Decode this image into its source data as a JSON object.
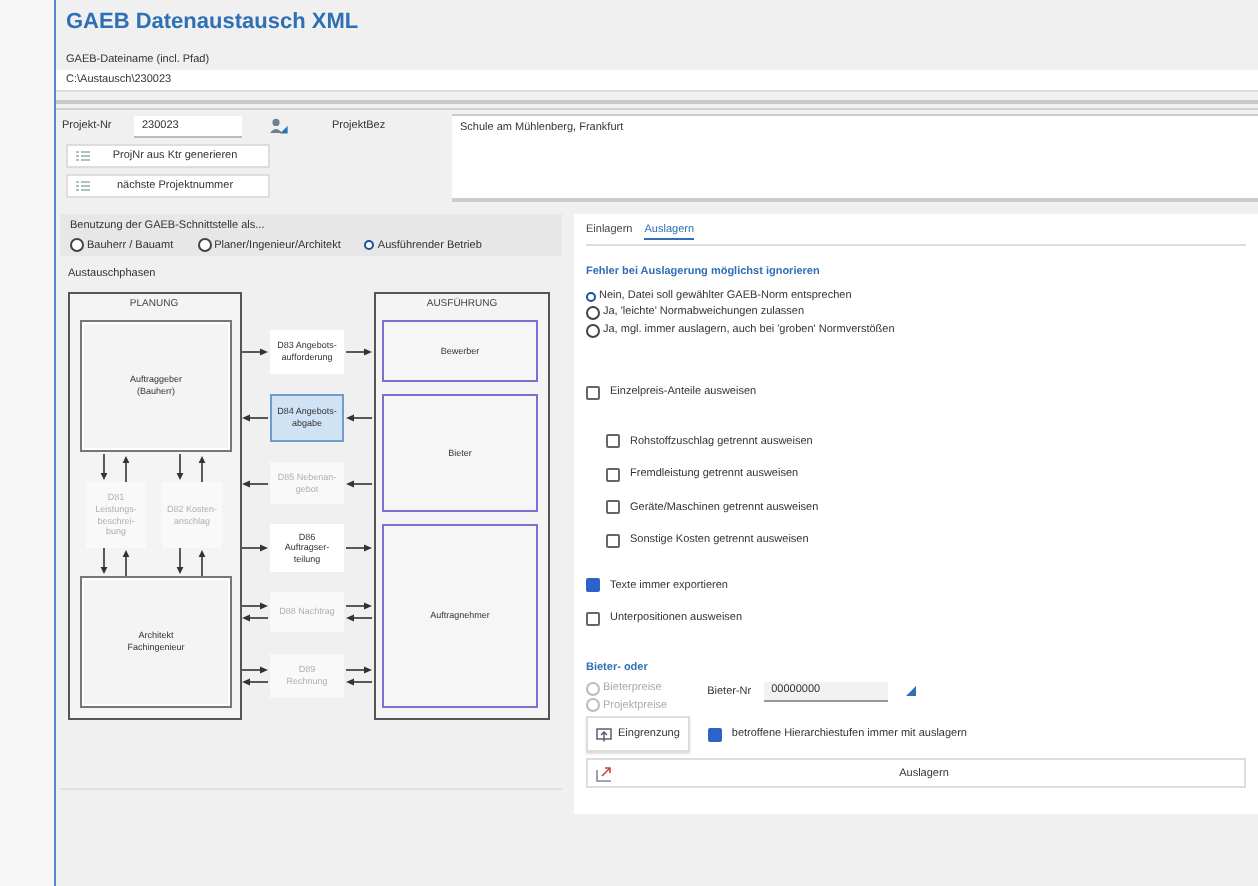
{
  "window": {
    "title": "GAEB Datenaustausch XML"
  },
  "file": {
    "label": "GAEB-Dateiname (incl. Pfad)",
    "value": "C:\\Austausch\\230023"
  },
  "project": {
    "number_label": "Projekt-Nr",
    "number": "230023",
    "description_label": "ProjektBez",
    "description": "Schule am Mühlenberg, Frankfurt",
    "buttons": [
      "ProjNr aus Ktr generieren",
      "nächste Projektnummer"
    ]
  },
  "usage": {
    "label": "Benutzung der GAEB-Schnittstelle als...",
    "options": [
      {
        "label": "Bauherr / Bauamt",
        "selected": false
      },
      {
        "label": "Planer/Ingenieur/Architekt",
        "selected": false
      },
      {
        "label": "Ausführender Betrieb",
        "selected": true
      }
    ]
  },
  "diagram": {
    "label": "Austauschphasen",
    "planning": {
      "title": "PLANUNG",
      "actors": [
        "Auftraggeber\n(Bauherr)",
        "Architekt\nFachingenieur"
      ],
      "documents": [
        {
          "label": "D81\nLeistungs-\nbeschrei-\nbung",
          "enabled": false
        },
        {
          "label": "D82 Kosten-\nanschlag",
          "enabled": false
        }
      ]
    },
    "exchanges": [
      {
        "label": "D83 Angebots-\naufforderung",
        "enabled": true,
        "selected": false,
        "kind": "outgoing"
      },
      {
        "label": "D84 Angebots-\nabgabe",
        "enabled": true,
        "selected": true,
        "kind": "incoming"
      },
      {
        "label": "D85 Nebenan-\ngebot",
        "enabled": false,
        "selected": false,
        "kind": "incoming"
      },
      {
        "label": "D86\nAuftragser-\nteilung",
        "enabled": true,
        "selected": false,
        "kind": "outgoing"
      },
      {
        "label": "D88 Nachtrag",
        "enabled": false,
        "selected": false,
        "kind": "mutual"
      },
      {
        "label": "D89\nRechnung",
        "enabled": false,
        "selected": false,
        "kind": "mutual"
      }
    ],
    "execution": {
      "title": "AUSFÜHRUNG",
      "actors": [
        "Bewerber",
        "Bieter",
        "Auftragnehmer"
      ]
    }
  },
  "tabs": [
    {
      "label": "Einlagern",
      "selected": false
    },
    {
      "label": "Auslagern",
      "selected": true
    }
  ],
  "errors": {
    "heading": "Fehler bei Auslagerung möglichst ignorieren",
    "options": [
      {
        "label": "Nein, Datei soll gewählter GAEB-Norm entsprechen",
        "selected": true
      },
      {
        "label": "Ja, 'leichte' Normabweichungen zulassen",
        "selected": false
      },
      {
        "label": "Ja, mgl. immer auslagern, auch bei 'groben' Normverstößen",
        "selected": false
      }
    ]
  },
  "checks": [
    {
      "label": "Einzelpreis-Anteile ausweisen",
      "checked": false,
      "children": [
        {
          "label": "Rohstoffzuschlag getrennt ausweisen",
          "checked": false
        },
        {
          "label": "Fremdleistung getrennt ausweisen",
          "checked": false
        },
        {
          "label": "Geräte/Maschinen getrennt ausweisen",
          "checked": false
        },
        {
          "label": "Sonstige Kosten getrennt ausweisen",
          "checked": false
        }
      ]
    },
    {
      "label": "Texte immer exportieren",
      "checked": true
    },
    {
      "label": "Unterpositionen ausweisen",
      "checked": false
    }
  ],
  "bidder": {
    "heading": "Bieter- oder",
    "options": [
      {
        "label": "Bieterpreise",
        "selected": false,
        "disabled": true
      },
      {
        "label": "Projektpreise",
        "selected": false,
        "disabled": true
      }
    ],
    "number_label": "Bieter-Nr",
    "number": "00000000",
    "filter_button": "Eingrenzung",
    "hierarchy": {
      "label": "betroffene Hierarchiestufen immer mit auslagern",
      "checked": true
    }
  },
  "export_button": "Auslagern"
}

|---|

■ Given exercise ■
Go through the entries above and copy every line containing "getrennt".

■ Reply ■
          "label": "Rohstoffzuschlag getrennt ausweisen",
          "label": "Fremdleistung getrennt ausweisen",
          "label": "Geräte/Maschinen getrennt ausweisen",
          "label": "Sonstige Kosten getrennt ausweisen",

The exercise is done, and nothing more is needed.